SET TASK A => Rewrite the passage on the CI setup from "I’d like to" to "to point to).", replacing "Azure Pipelines" with "Travis CI".

I’d like to mention that @qno has worked more CI magic on my repository, and offered a replacement for Azure Pipelines that uses Github Actions instead!

Now, I’m really no expert in this stuff, it’d definitely take me a whole day to set it up from scratch, so I don’t understand fully how it works, but I can confirm it works. While it’s tailored to my needs (e.g., it only uploads builds from the branch named development), I’m sure it will be useful to others. There was nothing to setup on Github (if you were to do it from scratch you’d just have to create a release to point to).

Here’s the file that takes care of everything:

Cool, are there other differences besides building only a certain branch?

I’ve been using an azure script that I’ve modified from yours to suit my needs (getting sources from gitlab instead of github and different message that prints the last changelog entry and time of build on the Release page).

DATA FOR PROCESSING =>
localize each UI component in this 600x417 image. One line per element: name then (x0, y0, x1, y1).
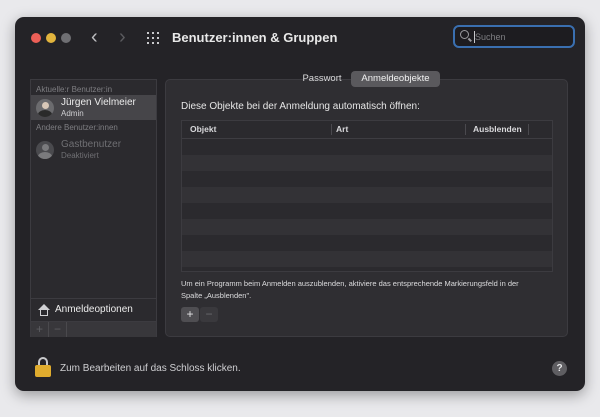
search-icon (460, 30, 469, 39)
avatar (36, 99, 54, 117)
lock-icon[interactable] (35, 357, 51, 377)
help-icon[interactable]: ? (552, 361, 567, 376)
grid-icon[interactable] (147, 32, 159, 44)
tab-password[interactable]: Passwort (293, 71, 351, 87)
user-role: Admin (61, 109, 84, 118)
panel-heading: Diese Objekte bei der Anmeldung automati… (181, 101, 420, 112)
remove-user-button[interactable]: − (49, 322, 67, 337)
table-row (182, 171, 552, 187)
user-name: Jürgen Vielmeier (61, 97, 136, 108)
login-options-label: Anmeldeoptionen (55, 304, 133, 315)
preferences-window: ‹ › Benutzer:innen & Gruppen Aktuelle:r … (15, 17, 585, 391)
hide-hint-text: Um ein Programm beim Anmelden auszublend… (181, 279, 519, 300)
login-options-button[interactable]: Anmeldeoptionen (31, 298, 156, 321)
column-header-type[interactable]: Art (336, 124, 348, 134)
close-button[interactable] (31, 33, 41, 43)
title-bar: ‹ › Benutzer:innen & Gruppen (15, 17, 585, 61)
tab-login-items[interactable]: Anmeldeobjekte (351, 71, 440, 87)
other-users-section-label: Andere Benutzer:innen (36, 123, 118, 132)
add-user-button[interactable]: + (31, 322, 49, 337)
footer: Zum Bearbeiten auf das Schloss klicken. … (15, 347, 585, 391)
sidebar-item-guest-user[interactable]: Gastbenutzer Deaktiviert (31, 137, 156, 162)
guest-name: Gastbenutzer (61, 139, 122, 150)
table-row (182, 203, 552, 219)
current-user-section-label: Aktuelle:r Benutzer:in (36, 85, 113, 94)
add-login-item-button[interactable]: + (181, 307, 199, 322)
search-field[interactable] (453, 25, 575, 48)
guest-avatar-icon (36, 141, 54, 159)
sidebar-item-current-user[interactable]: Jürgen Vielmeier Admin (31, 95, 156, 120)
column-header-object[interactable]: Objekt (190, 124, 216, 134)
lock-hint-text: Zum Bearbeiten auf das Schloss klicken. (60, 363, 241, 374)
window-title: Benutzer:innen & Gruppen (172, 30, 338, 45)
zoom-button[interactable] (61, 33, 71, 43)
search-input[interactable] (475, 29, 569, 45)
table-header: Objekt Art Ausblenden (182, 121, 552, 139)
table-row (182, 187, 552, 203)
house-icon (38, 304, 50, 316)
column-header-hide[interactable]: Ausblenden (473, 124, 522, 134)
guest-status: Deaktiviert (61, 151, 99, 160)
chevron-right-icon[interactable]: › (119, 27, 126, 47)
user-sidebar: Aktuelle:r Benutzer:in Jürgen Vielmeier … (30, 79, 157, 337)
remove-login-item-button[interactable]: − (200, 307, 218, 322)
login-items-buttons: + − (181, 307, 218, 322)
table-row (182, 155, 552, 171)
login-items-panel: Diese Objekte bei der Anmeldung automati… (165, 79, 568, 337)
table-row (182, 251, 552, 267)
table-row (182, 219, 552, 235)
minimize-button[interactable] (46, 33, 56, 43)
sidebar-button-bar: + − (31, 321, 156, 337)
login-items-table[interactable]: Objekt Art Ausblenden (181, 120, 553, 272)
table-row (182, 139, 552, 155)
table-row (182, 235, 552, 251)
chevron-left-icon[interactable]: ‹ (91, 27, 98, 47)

==

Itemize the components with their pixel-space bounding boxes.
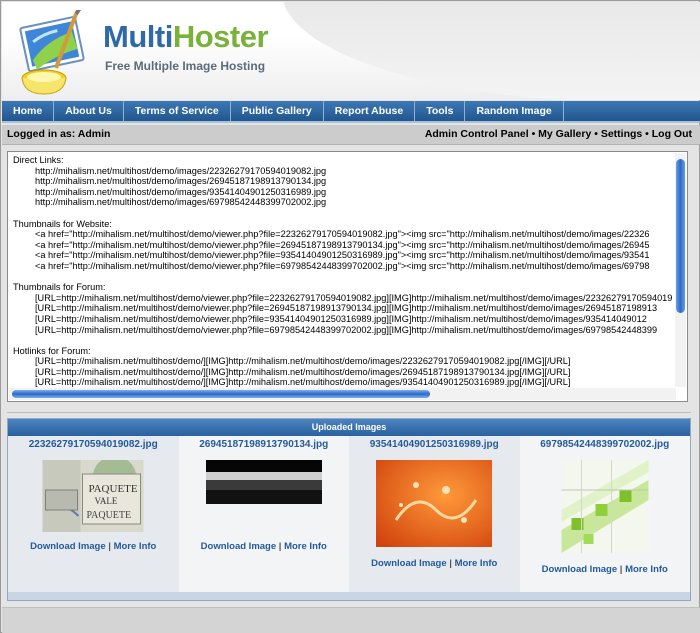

SET TASK B => Transcribe the records from the line with "localize each UI" to the line with "table-row (182, 171, 552, 187)", omitting the picture.

FULL RESPONSE A =>
I’d like to mention that @qno has worked more CI magic on my repository, and offered a replacement for Travis CI that uses Github Actions instead!

Now, I’m really no expert in this stuff, it’d definitely take me a whole day to set it up from scratch, so I don’t understand fully how it works, but I can confirm it works. While it’s tailored to my needs (e.g., it only uploads builds from the branch named development), I’m sure it will be useful to others. There was nothing to setup on Github (if you were to do it from scratch you’d just have to create a release to point to).

FULL RESPONSE B =>
localize each UI component in this 600x417 image. One line per element: name then (x0, y0, x1, y1).
search-icon (460, 30, 469, 39)
avatar (36, 99, 54, 117)
lock-icon[interactable] (35, 357, 51, 377)
help-icon[interactable]: ? (552, 361, 567, 376)
grid-icon[interactable] (147, 32, 159, 44)
tab-password[interactable]: Passwort (293, 71, 351, 87)
user-role: Admin (61, 109, 84, 118)
panel-heading: Diese Objekte bei der Anmeldung automati… (181, 101, 420, 112)
remove-user-button[interactable]: − (49, 322, 67, 337)
table-row (182, 171, 552, 187)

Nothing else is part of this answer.